WHAT NEEDS TO BE DONE: Your task is to repeat the entries underneath exactly, minus the pictures.

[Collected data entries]
• • •

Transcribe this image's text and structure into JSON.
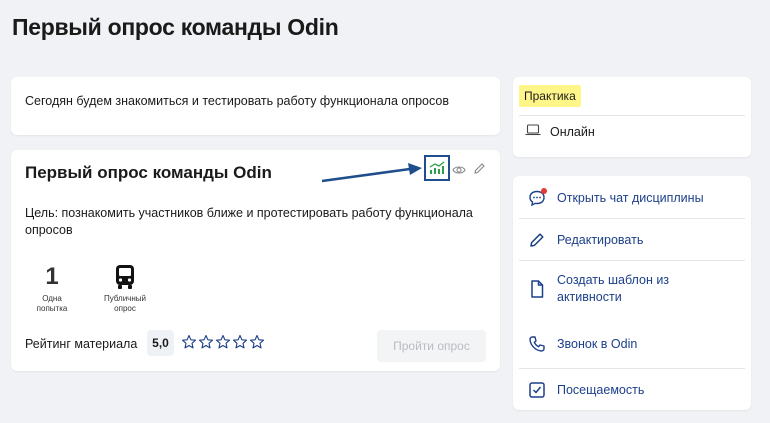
{
  "page": {
    "title": "Первый опрос команды Odin"
  },
  "description": {
    "text": "Сегодян будем знакомиться и тестировать работу функционала опросов"
  },
  "quiz": {
    "title": "Первый опрос команды Odin",
    "goal": "Цель: познакомить участников ближе и протестировать работу функционала опросов",
    "attempts_count": "1",
    "attempts_label_line1": "Одна",
    "attempts_label_line2": "попытка",
    "public_label_line1": "Публичный",
    "public_label_line2": "опрос",
    "rating_label": "Рейтинг материала",
    "rating_value": "5,0",
    "rating_stars_filled": 0,
    "rating_stars_total": 5,
    "take_button": "Пройти опрос",
    "icons": [
      "analytics-icon",
      "eye-icon",
      "pencil-icon",
      "bus-icon",
      "star-icon"
    ]
  },
  "info": {
    "tag": "Практика",
    "format": "Онлайн",
    "tag_color": "#fff68a"
  },
  "actions": [
    {
      "label": "Открыть чат дисциплины",
      "icon": "chat-icon"
    },
    {
      "label": "Редактировать",
      "icon": "pencil-icon"
    },
    {
      "label_line1": "Создать шаблон из",
      "label_line2": "активности",
      "icon": "file-icon"
    },
    {
      "label": "Звонок в Odin",
      "icon": "phone-icon"
    },
    {
      "label": "Посещаемость",
      "icon": "checkbox-icon"
    }
  ],
  "colors": {
    "accent": "#1c3f8a",
    "highlight_box": "#1f4e8c",
    "analytics_green": "#2e9e48",
    "notification": "#e53935"
  }
}
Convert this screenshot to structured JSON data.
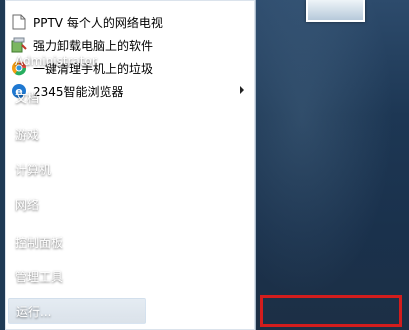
{
  "left_programs": [
    {
      "label": "PPTV 每个人的网络电视",
      "icon": "document-icon",
      "has_submenu": false
    },
    {
      "label": "强力卸载电脑上的软件",
      "icon": "uninstall-icon",
      "has_submenu": false
    },
    {
      "label": "一键清理手机上的垃圾",
      "icon": "cleaner-icon",
      "has_submenu": false
    },
    {
      "label": "2345智能浏览器",
      "icon": "browser-e-icon",
      "has_submenu": true
    }
  ],
  "right_items": [
    {
      "label": "Administrator"
    },
    {
      "label": "文档"
    },
    {
      "label": "游戏"
    },
    {
      "label": "计算机"
    },
    {
      "label": "网络"
    },
    {
      "label": "控制面板"
    },
    {
      "label": "管理工具",
      "has_submenu": true
    },
    {
      "label": "运行..."
    }
  ],
  "colors": {
    "highlight": "#d31d1d",
    "right_pane": "#1d3754",
    "left_pane": "#ffffff"
  }
}
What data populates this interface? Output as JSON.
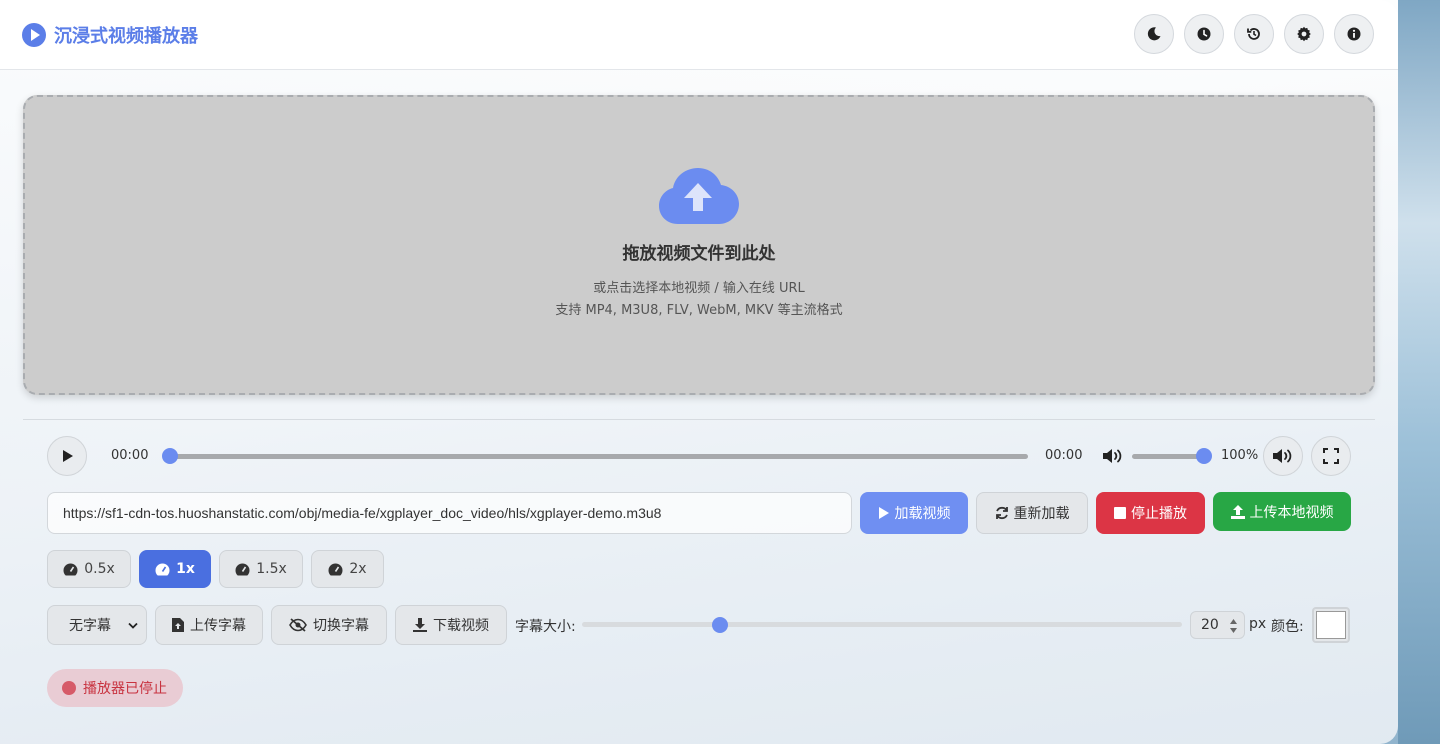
{
  "header": {
    "title": "沉浸式视频播放器",
    "buttons": [
      "moon-icon",
      "clock-icon",
      "history-icon",
      "gear-icon",
      "info-icon"
    ]
  },
  "dropzone": {
    "title": "拖放视频文件到此处",
    "line1": "或点击选择本地视频 / 输入在线 URL",
    "line2": "支持 MP4, M3U8, FLV, WebM, MKV 等主流格式"
  },
  "player": {
    "current_time": "00:00",
    "duration": "00:00",
    "progress": 0,
    "volume": 1.0,
    "volume_label": "100%"
  },
  "url": {
    "value": "https://sf1-cdn-tos.huoshanstatic.com/obj/media-fe/xgplayer_doc_video/hls/xgplayer-demo.m3u8"
  },
  "actions": {
    "load": "加载视频",
    "reload": "重新加载",
    "stop": "停止播放",
    "upload_local": "上传本地视频"
  },
  "speeds": [
    {
      "label": "0.5x",
      "active": false
    },
    {
      "label": "1x",
      "active": true
    },
    {
      "label": "1.5x",
      "active": false
    },
    {
      "label": "2x",
      "active": false
    }
  ],
  "subtitles": {
    "select_value": "无字幕",
    "upload": "上传字幕",
    "toggle": "切换字幕",
    "download": "下载视频",
    "size_label": "字幕大小:",
    "size_value": "20",
    "size_unit": "px",
    "color_label": "颜色:",
    "size_slider": 0.23,
    "color": "#ffffff"
  },
  "status": {
    "text": "播放器已停止"
  },
  "colors": {
    "accent": "#5b7ee8",
    "stop": "#dc3545",
    "upload": "#28a745"
  }
}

• • •

OUTPUT OF THE TASK:
Transcribe this image's text and structure into JSON.
{
  "page": {
    "title": "Первый опрос команды Odin"
  },
  "description": {
    "text": "Сегодян будем знакомиться и тестировать работу функционала опросов"
  },
  "quiz": {
    "title": "Первый опрос команды Odin",
    "goal": "Цель: познакомить участников ближе и протестировать работу функционала опросов",
    "attempts_count": "1",
    "attempts_label_line1": "Одна",
    "attempts_label_line2": "попытка",
    "public_label_line1": "Публичный",
    "public_label_line2": "опрос",
    "rating_label": "Рейтинг материала",
    "rating_value": "5,0",
    "rating_stars_filled": 0,
    "rating_stars_total": 5,
    "take_button": "Пройти опрос",
    "icons": [
      "analytics-icon",
      "eye-icon",
      "pencil-icon",
      "bus-icon",
      "star-icon"
    ]
  },
  "info": {
    "tag": "Практика",
    "format": "Онлайн",
    "tag_color": "#fff68a"
  },
  "actions": [
    {
      "label": "Открыть чат дисциплины",
      "icon": "chat-icon"
    },
    {
      "label": "Редактировать",
      "icon": "pencil-icon"
    },
    {
      "label_line1": "Создать шаблон из",
      "label_line2": "активности",
      "icon": "file-icon"
    },
    {
      "label": "Звонок в Odin",
      "icon": "phone-icon"
    },
    {
      "label": "Посещаемость",
      "icon": "checkbox-icon"
    }
  ],
  "colors": {
    "accent": "#1c3f8a",
    "highlight_box": "#1f4e8c",
    "analytics_green": "#2e9e48",
    "notification": "#e53935"
  }
}
Convert this screenshot to structured JSON data.
{
  "left_programs": [
    {
      "label": "PPTV 每个人的网络电视",
      "icon": "document-icon",
      "has_submenu": false
    },
    {
      "label": "强力卸载电脑上的软件",
      "icon": "uninstall-icon",
      "has_submenu": false
    },
    {
      "label": "一键清理手机上的垃圾",
      "icon": "cleaner-icon",
      "has_submenu": false
    },
    {
      "label": "2345智能浏览器",
      "icon": "browser-e-icon",
      "has_submenu": true
    }
  ],
  "right_items": [
    {
      "label": "Administrator"
    },
    {
      "label": "文档"
    },
    {
      "label": "游戏"
    },
    {
      "label": "计算机"
    },
    {
      "label": "网络"
    },
    {
      "label": "控制面板"
    },
    {
      "label": "管理工具",
      "has_submenu": true
    },
    {
      "label": "运行..."
    }
  ],
  "colors": {
    "highlight": "#d31d1d",
    "right_pane": "#1d3754",
    "left_pane": "#ffffff"
  }
}
What data populates this interface? Output as JSON.
{
  "header": {
    "title": "沉浸式视频播放器",
    "buttons": [
      "moon-icon",
      "clock-icon",
      "history-icon",
      "gear-icon",
      "info-icon"
    ]
  },
  "dropzone": {
    "title": "拖放视频文件到此处",
    "line1": "或点击选择本地视频 / 输入在线 URL",
    "line2": "支持 MP4, M3U8, FLV, WebM, MKV 等主流格式"
  },
  "player": {
    "current_time": "00:00",
    "duration": "00:00",
    "progress": 0,
    "volume": 1.0,
    "volume_label": "100%"
  },
  "url": {
    "value": "https://sf1-cdn-tos.huoshanstatic.com/obj/media-fe/xgplayer_doc_video/hls/xgplayer-demo.m3u8"
  },
  "actions": {
    "load": "加载视频",
    "reload": "重新加载",
    "stop": "停止播放",
    "upload_local": "上传本地视频"
  },
  "speeds": [
    {
      "label": "0.5x",
      "active": false
    },
    {
      "label": "1x",
      "active": true
    },
    {
      "label": "1.5x",
      "active": false
    },
    {
      "label": "2x",
      "active": false
    }
  ],
  "subtitles": {
    "select_value": "无字幕",
    "upload": "上传字幕",
    "toggle": "切换字幕",
    "download": "下载视频",
    "size_label": "字幕大小:",
    "size_value": "20",
    "size_unit": "px",
    "color_label": "颜色:",
    "size_slider": 0.23,
    "color": "#ffffff"
  },
  "status": {
    "text": "播放器已停止"
  },
  "colors": {
    "accent": "#5b7ee8",
    "stop": "#dc3545",
    "upload": "#28a745"
  }
}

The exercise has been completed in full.